WHAT THIS TASK INVOLVES. Quote the records that follow in full and exactly; leave out the pictures.

RECORDS.
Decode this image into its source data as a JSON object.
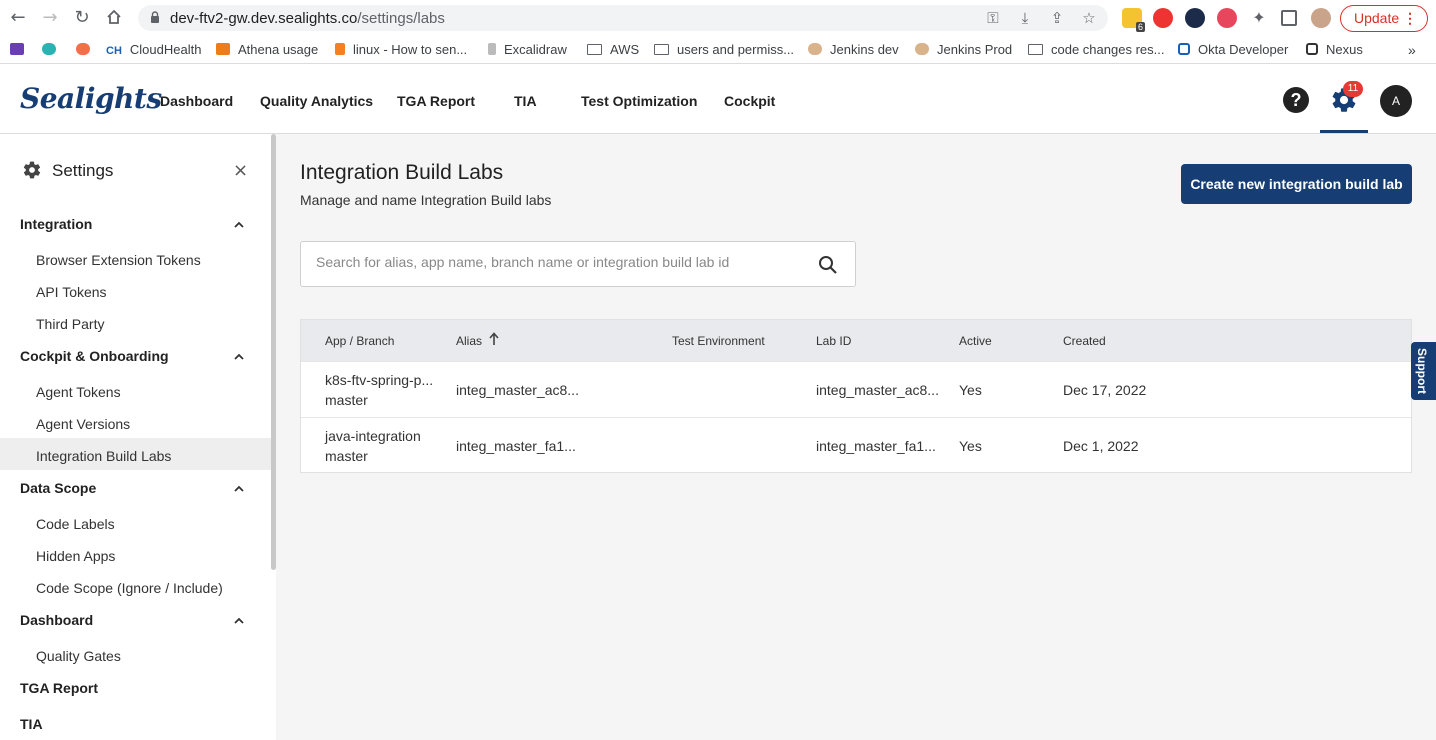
{
  "browser": {
    "url_host": "dev-ftv2-gw.dev.sealights.co",
    "url_path": "/settings/labs",
    "ext_badge": "6",
    "update_label": "Update",
    "update_dots": "⋮"
  },
  "bookmarks": [
    {
      "label": "CloudHealth",
      "prefix": "CH"
    },
    {
      "label": "Athena usage"
    },
    {
      "label": "linux - How to sen..."
    },
    {
      "label": "Excalidraw"
    },
    {
      "label": "AWS"
    },
    {
      "label": "users and permiss..."
    },
    {
      "label": "Jenkins dev"
    },
    {
      "label": "Jenkins Prod"
    },
    {
      "label": "code changes res..."
    },
    {
      "label": "Okta Developer"
    },
    {
      "label": "Nexus"
    }
  ],
  "bookmarks_more": "»",
  "app": {
    "logo": "Sealights",
    "nav": [
      "Dashboard",
      "Quality Analytics",
      "TGA Report",
      "TIA",
      "Test Optimization",
      "Cockpit"
    ],
    "help": "?",
    "notifications": "11",
    "avatar": "A"
  },
  "sidebar": {
    "title": "Settings",
    "close": "×",
    "sections": [
      {
        "label": "Integration",
        "items": [
          "Browser Extension Tokens",
          "API Tokens",
          "Third Party"
        ]
      },
      {
        "label": "Cockpit & Onboarding",
        "items": [
          "Agent Tokens",
          "Agent Versions",
          "Integration Build Labs"
        ]
      },
      {
        "label": "Data Scope",
        "items": [
          "Code Labels",
          "Hidden Apps",
          "Code Scope (Ignore / Include)"
        ]
      },
      {
        "label": "Dashboard",
        "items": [
          "Quality Gates"
        ]
      },
      {
        "label": "TGA Report",
        "items": []
      },
      {
        "label": "TIA",
        "items": []
      }
    ]
  },
  "main": {
    "title": "Integration Build Labs",
    "subtitle": "Manage and name Integration Build labs",
    "create_button": "Create new integration build lab",
    "search_placeholder": "Search for alias, app name, branch name or integration build lab id",
    "columns": [
      "App / Branch",
      "Alias",
      "Test Environment",
      "Lab ID",
      "Active",
      "Created"
    ],
    "rows": [
      {
        "app": "k8s-ftv-spring-p...",
        "branch": "master",
        "alias": "integ_master_ac8...",
        "env": "",
        "lab_id": "integ_master_ac8...",
        "active": "Yes",
        "created": "Dec 17, 2022"
      },
      {
        "app": "java-integration",
        "branch": "master",
        "alias": "integ_master_fa1...",
        "env": "",
        "lab_id": "integ_master_fa1...",
        "active": "Yes",
        "created": "Dec 1, 2022"
      }
    ]
  },
  "support_label": "Support",
  "colors": {
    "brand": "#173e74",
    "badge": "#e53935"
  }
}
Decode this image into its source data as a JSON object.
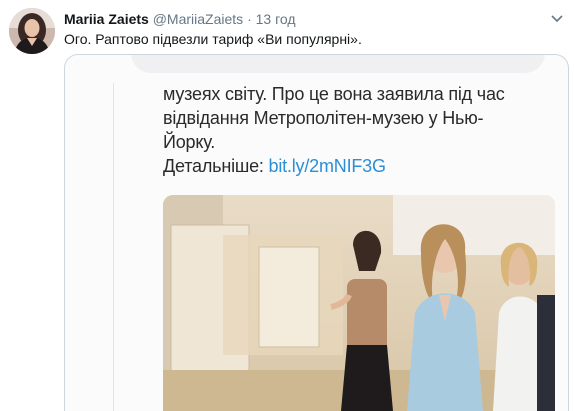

RESPONSE TO THE EXERCISE.
Decode this image into its source data as a JSON object.
{
  "browser": {
    "url_host": "dev-ftv2-gw.dev.sealights.co",
    "url_path": "/settings/labs",
    "ext_badge": "6",
    "update_label": "Update",
    "update_dots": "⋮"
  },
  "bookmarks": [
    {
      "label": "CloudHealth",
      "prefix": "CH"
    },
    {
      "label": "Athena usage"
    },
    {
      "label": "linux - How to sen..."
    },
    {
      "label": "Excalidraw"
    },
    {
      "label": "AWS"
    },
    {
      "label": "users and permiss..."
    },
    {
      "label": "Jenkins dev"
    },
    {
      "label": "Jenkins Prod"
    },
    {
      "label": "code changes res..."
    },
    {
      "label": "Okta Developer"
    },
    {
      "label": "Nexus"
    }
  ],
  "bookmarks_more": "»",
  "app": {
    "logo": "Sealights",
    "nav": [
      "Dashboard",
      "Quality Analytics",
      "TGA Report",
      "TIA",
      "Test Optimization",
      "Cockpit"
    ],
    "help": "?",
    "notifications": "11",
    "avatar": "A"
  },
  "sidebar": {
    "title": "Settings",
    "close": "×",
    "sections": [
      {
        "label": "Integration",
        "items": [
          "Browser Extension Tokens",
          "API Tokens",
          "Third Party"
        ]
      },
      {
        "label": "Cockpit & Onboarding",
        "items": [
          "Agent Tokens",
          "Agent Versions",
          "Integration Build Labs"
        ]
      },
      {
        "label": "Data Scope",
        "items": [
          "Code Labels",
          "Hidden Apps",
          "Code Scope (Ignore / Include)"
        ]
      },
      {
        "label": "Dashboard",
        "items": [
          "Quality Gates"
        ]
      },
      {
        "label": "TGA Report",
        "items": []
      },
      {
        "label": "TIA",
        "items": []
      }
    ]
  },
  "main": {
    "title": "Integration Build Labs",
    "subtitle": "Manage and name Integration Build labs",
    "create_button": "Create new integration build lab",
    "search_placeholder": "Search for alias, app name, branch name or integration build lab id",
    "columns": [
      "App / Branch",
      "Alias",
      "Test Environment",
      "Lab ID",
      "Active",
      "Created"
    ],
    "rows": [
      {
        "app": "k8s-ftv-spring-p...",
        "branch": "master",
        "alias": "integ_master_ac8...",
        "env": "",
        "lab_id": "integ_master_ac8...",
        "active": "Yes",
        "created": "Dec 17, 2022"
      },
      {
        "app": "java-integration",
        "branch": "master",
        "alias": "integ_master_fa1...",
        "env": "",
        "lab_id": "integ_master_fa1...",
        "active": "Yes",
        "created": "Dec 1, 2022"
      }
    ]
  },
  "support_label": "Support",
  "colors": {
    "brand": "#173e74",
    "badge": "#e53935"
  }
}
Decode this image into its source data as a JSON object.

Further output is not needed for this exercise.